Problem requirements:
Will you write out the data exactly, excluding every picture?

Task material:
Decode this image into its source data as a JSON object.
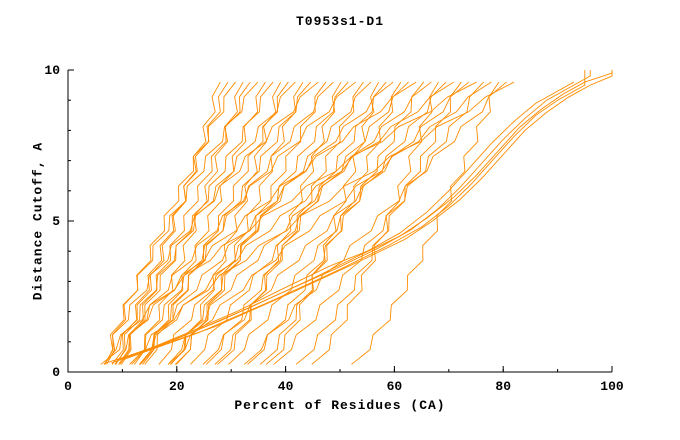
{
  "page": {
    "background": "#ffffff"
  },
  "chart_data": {
    "type": "line",
    "title": "T0953s1-D1",
    "xlabel": "Percent of Residues (CA)",
    "ylabel": "Distance Cutoff, A",
    "xlim": [
      0,
      100
    ],
    "ylim": [
      0,
      10
    ],
    "x_major_ticks": [
      0,
      20,
      40,
      60,
      80,
      100
    ],
    "x_minor_step": 10,
    "y_major_ticks": [
      0,
      5,
      10
    ],
    "y_minor_step": 1,
    "grid": false,
    "legend": "none",
    "line_color": "#ff8c00",
    "axis_color": "#000000",
    "cutoff_start": 0.25,
    "cutoff_end": 9.6,
    "cutoff_step": 0.5,
    "weave_amplitude": 0.7,
    "series_format": [
      "percent_at_cutoff_0",
      "percent_at_cutoff_10",
      "shape_exponent"
    ],
    "series": [
      [
        6.0,
        28.0,
        0.7
      ],
      [
        8.1,
        29.4,
        0.93
      ],
      [
        7.1,
        30.8,
        1.16
      ],
      [
        11.3,
        32.2,
        0.79
      ],
      [
        9.5,
        33.5,
        1.02
      ],
      [
        6.8,
        34.9,
        1.25
      ],
      [
        13.3,
        36.3,
        0.88
      ],
      [
        9.8,
        37.7,
        1.1
      ],
      [
        18.4,
        39.1,
        0.73
      ],
      [
        14.1,
        40.5,
        0.96
      ],
      [
        8.8,
        41.8,
        1.19
      ],
      [
        19.7,
        43.2,
        0.82
      ],
      [
        13.7,
        44.6,
        1.05
      ],
      [
        6.7,
        46.0,
        1.28
      ],
      [
        19.9,
        47.4,
        0.91
      ],
      [
        12.2,
        48.8,
        1.14
      ],
      [
        27.5,
        50.2,
        0.77
      ],
      [
        18.9,
        51.5,
        1.0
      ],
      [
        9.3,
        52.9,
        1.23
      ],
      [
        27.0,
        54.3,
        0.85
      ],
      [
        16.7,
        55.7,
        1.08
      ],
      [
        36.4,
        57.1,
        0.71
      ],
      [
        25.4,
        58.5,
        0.94
      ],
      [
        13.2,
        59.8,
        1.17
      ],
      [
        35.3,
        61.2,
        0.8
      ],
      [
        22.5,
        62.6,
        1.03
      ],
      [
        8.6,
        64.0,
        1.26
      ],
      [
        33.0,
        65.4,
        0.89
      ],
      [
        18.4,
        66.8,
        1.12
      ],
      [
        44.8,
        68.1,
        0.75
      ],
      [
        29.5,
        69.5,
        0.98
      ],
      [
        13.1,
        70.9,
        1.21
      ],
      [
        41.9,
        72.3,
        0.83
      ],
      [
        24.8,
        73.7,
        1.06
      ],
      [
        6.6,
        75.1,
        1.29
      ],
      [
        37.8,
        76.4,
        0.92
      ],
      [
        18.8,
        77.8,
        1.15
      ],
      [
        52.1,
        79.2,
        0.78
      ],
      [
        32.4,
        80.6,
        1.01
      ],
      [
        11.7,
        82.0,
        1.24
      ]
    ],
    "outlier_series": [
      {
        "points": [
          [
            7,
            0.3
          ],
          [
            14,
            0.7
          ],
          [
            22,
            1.3
          ],
          [
            31,
            2.0
          ],
          [
            40,
            2.8
          ],
          [
            48,
            3.5
          ],
          [
            55,
            4.0
          ],
          [
            61,
            4.6
          ],
          [
            66,
            5.3
          ],
          [
            70,
            6.0
          ],
          [
            74,
            6.8
          ],
          [
            78,
            7.6
          ],
          [
            82,
            8.3
          ],
          [
            86,
            8.9
          ],
          [
            90,
            9.3
          ],
          [
            93,
            9.6
          ]
        ]
      },
      {
        "points": [
          [
            8,
            0.3
          ],
          [
            17,
            0.9
          ],
          [
            28,
            1.7
          ],
          [
            39,
            2.6
          ],
          [
            49,
            3.4
          ],
          [
            57,
            4.1
          ],
          [
            63,
            4.7
          ],
          [
            68,
            5.4
          ],
          [
            72,
            6.1
          ],
          [
            76,
            6.9
          ],
          [
            80,
            7.7
          ],
          [
            84,
            8.4
          ],
          [
            88,
            9.0
          ],
          [
            92,
            9.4
          ],
          [
            96,
            9.8
          ],
          [
            96,
            10
          ]
        ]
      },
      {
        "points": [
          [
            9,
            0.4
          ],
          [
            20,
            1.1
          ],
          [
            33,
            2.1
          ],
          [
            45,
            3.1
          ],
          [
            54,
            3.9
          ],
          [
            61,
            4.5
          ],
          [
            66,
            5.1
          ],
          [
            71,
            5.8
          ],
          [
            75,
            6.5
          ],
          [
            79,
            7.3
          ],
          [
            83,
            8.1
          ],
          [
            87,
            8.7
          ],
          [
            91,
            9.2
          ],
          [
            95,
            9.6
          ],
          [
            100,
            9.9
          ],
          [
            100,
            10
          ]
        ]
      },
      {
        "points": [
          [
            10,
            0.4
          ],
          [
            24,
            1.3
          ],
          [
            38,
            2.4
          ],
          [
            50,
            3.4
          ],
          [
            59,
            4.2
          ],
          [
            65,
            4.8
          ],
          [
            70,
            5.5
          ],
          [
            74,
            6.2
          ],
          [
            78,
            7.0
          ],
          [
            82,
            7.8
          ],
          [
            86,
            8.5
          ],
          [
            90,
            9.0
          ],
          [
            95,
            9.5
          ],
          [
            95,
            10
          ]
        ]
      },
      {
        "points": [
          [
            11,
            0.5
          ],
          [
            27,
            1.5
          ],
          [
            42,
            2.7
          ],
          [
            54,
            3.7
          ],
          [
            62,
            4.4
          ],
          [
            67,
            5.0
          ],
          [
            72,
            5.7
          ],
          [
            76,
            6.4
          ],
          [
            80,
            7.2
          ],
          [
            84,
            8.0
          ],
          [
            88,
            8.6
          ],
          [
            92,
            9.1
          ],
          [
            96,
            9.5
          ],
          [
            100,
            9.8
          ],
          [
            100,
            10
          ]
        ]
      }
    ]
  }
}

Finished exercise:
Decode this image into its source data as a JSON object.
{
  "page": {
    "background": "#ffffff"
  },
  "chart_data": {
    "type": "line",
    "title": "T0953s1-D1",
    "xlabel": "Percent of Residues (CA)",
    "ylabel": "Distance Cutoff, A",
    "xlim": [
      0,
      100
    ],
    "ylim": [
      0,
      10
    ],
    "x_major_ticks": [
      0,
      20,
      40,
      60,
      80,
      100
    ],
    "x_minor_step": 10,
    "y_major_ticks": [
      0,
      5,
      10
    ],
    "y_minor_step": 1,
    "grid": false,
    "legend": "none",
    "line_color": "#ff8c00",
    "axis_color": "#000000",
    "cutoff_start": 0.25,
    "cutoff_end": 9.6,
    "cutoff_step": 0.5,
    "weave_amplitude": 0.7,
    "series_format": [
      "percent_at_cutoff_0",
      "percent_at_cutoff_10",
      "shape_exponent"
    ],
    "series": [
      [
        6.0,
        28.0,
        0.7
      ],
      [
        8.1,
        29.4,
        0.93
      ],
      [
        7.1,
        30.8,
        1.16
      ],
      [
        11.3,
        32.2,
        0.79
      ],
      [
        9.5,
        33.5,
        1.02
      ],
      [
        6.8,
        34.9,
        1.25
      ],
      [
        13.3,
        36.3,
        0.88
      ],
      [
        9.8,
        37.7,
        1.1
      ],
      [
        18.4,
        39.1,
        0.73
      ],
      [
        14.1,
        40.5,
        0.96
      ],
      [
        8.8,
        41.8,
        1.19
      ],
      [
        19.7,
        43.2,
        0.82
      ],
      [
        13.7,
        44.6,
        1.05
      ],
      [
        6.7,
        46.0,
        1.28
      ],
      [
        19.9,
        47.4,
        0.91
      ],
      [
        12.2,
        48.8,
        1.14
      ],
      [
        27.5,
        50.2,
        0.77
      ],
      [
        18.9,
        51.5,
        1.0
      ],
      [
        9.3,
        52.9,
        1.23
      ],
      [
        27.0,
        54.3,
        0.85
      ],
      [
        16.7,
        55.7,
        1.08
      ],
      [
        36.4,
        57.1,
        0.71
      ],
      [
        25.4,
        58.5,
        0.94
      ],
      [
        13.2,
        59.8,
        1.17
      ],
      [
        35.3,
        61.2,
        0.8
      ],
      [
        22.5,
        62.6,
        1.03
      ],
      [
        8.6,
        64.0,
        1.26
      ],
      [
        33.0,
        65.4,
        0.89
      ],
      [
        18.4,
        66.8,
        1.12
      ],
      [
        44.8,
        68.1,
        0.75
      ],
      [
        29.5,
        69.5,
        0.98
      ],
      [
        13.1,
        70.9,
        1.21
      ],
      [
        41.9,
        72.3,
        0.83
      ],
      [
        24.8,
        73.7,
        1.06
      ],
      [
        6.6,
        75.1,
        1.29
      ],
      [
        37.8,
        76.4,
        0.92
      ],
      [
        18.8,
        77.8,
        1.15
      ],
      [
        52.1,
        79.2,
        0.78
      ],
      [
        32.4,
        80.6,
        1.01
      ],
      [
        11.7,
        82.0,
        1.24
      ]
    ],
    "outlier_series": [
      {
        "points": [
          [
            7,
            0.3
          ],
          [
            14,
            0.7
          ],
          [
            22,
            1.3
          ],
          [
            31,
            2.0
          ],
          [
            40,
            2.8
          ],
          [
            48,
            3.5
          ],
          [
            55,
            4.0
          ],
          [
            61,
            4.6
          ],
          [
            66,
            5.3
          ],
          [
            70,
            6.0
          ],
          [
            74,
            6.8
          ],
          [
            78,
            7.6
          ],
          [
            82,
            8.3
          ],
          [
            86,
            8.9
          ],
          [
            90,
            9.3
          ],
          [
            93,
            9.6
          ]
        ]
      },
      {
        "points": [
          [
            8,
            0.3
          ],
          [
            17,
            0.9
          ],
          [
            28,
            1.7
          ],
          [
            39,
            2.6
          ],
          [
            49,
            3.4
          ],
          [
            57,
            4.1
          ],
          [
            63,
            4.7
          ],
          [
            68,
            5.4
          ],
          [
            72,
            6.1
          ],
          [
            76,
            6.9
          ],
          [
            80,
            7.7
          ],
          [
            84,
            8.4
          ],
          [
            88,
            9.0
          ],
          [
            92,
            9.4
          ],
          [
            96,
            9.8
          ],
          [
            96,
            10
          ]
        ]
      },
      {
        "points": [
          [
            9,
            0.4
          ],
          [
            20,
            1.1
          ],
          [
            33,
            2.1
          ],
          [
            45,
            3.1
          ],
          [
            54,
            3.9
          ],
          [
            61,
            4.5
          ],
          [
            66,
            5.1
          ],
          [
            71,
            5.8
          ],
          [
            75,
            6.5
          ],
          [
            79,
            7.3
          ],
          [
            83,
            8.1
          ],
          [
            87,
            8.7
          ],
          [
            91,
            9.2
          ],
          [
            95,
            9.6
          ],
          [
            100,
            9.9
          ],
          [
            100,
            10
          ]
        ]
      },
      {
        "points": [
          [
            10,
            0.4
          ],
          [
            24,
            1.3
          ],
          [
            38,
            2.4
          ],
          [
            50,
            3.4
          ],
          [
            59,
            4.2
          ],
          [
            65,
            4.8
          ],
          [
            70,
            5.5
          ],
          [
            74,
            6.2
          ],
          [
            78,
            7.0
          ],
          [
            82,
            7.8
          ],
          [
            86,
            8.5
          ],
          [
            90,
            9.0
          ],
          [
            95,
            9.5
          ],
          [
            95,
            10
          ]
        ]
      },
      {
        "points": [
          [
            11,
            0.5
          ],
          [
            27,
            1.5
          ],
          [
            42,
            2.7
          ],
          [
            54,
            3.7
          ],
          [
            62,
            4.4
          ],
          [
            67,
            5.0
          ],
          [
            72,
            5.7
          ],
          [
            76,
            6.4
          ],
          [
            80,
            7.2
          ],
          [
            84,
            8.0
          ],
          [
            88,
            8.6
          ],
          [
            92,
            9.1
          ],
          [
            96,
            9.5
          ],
          [
            100,
            9.8
          ],
          [
            100,
            10
          ]
        ]
      }
    ]
  }
}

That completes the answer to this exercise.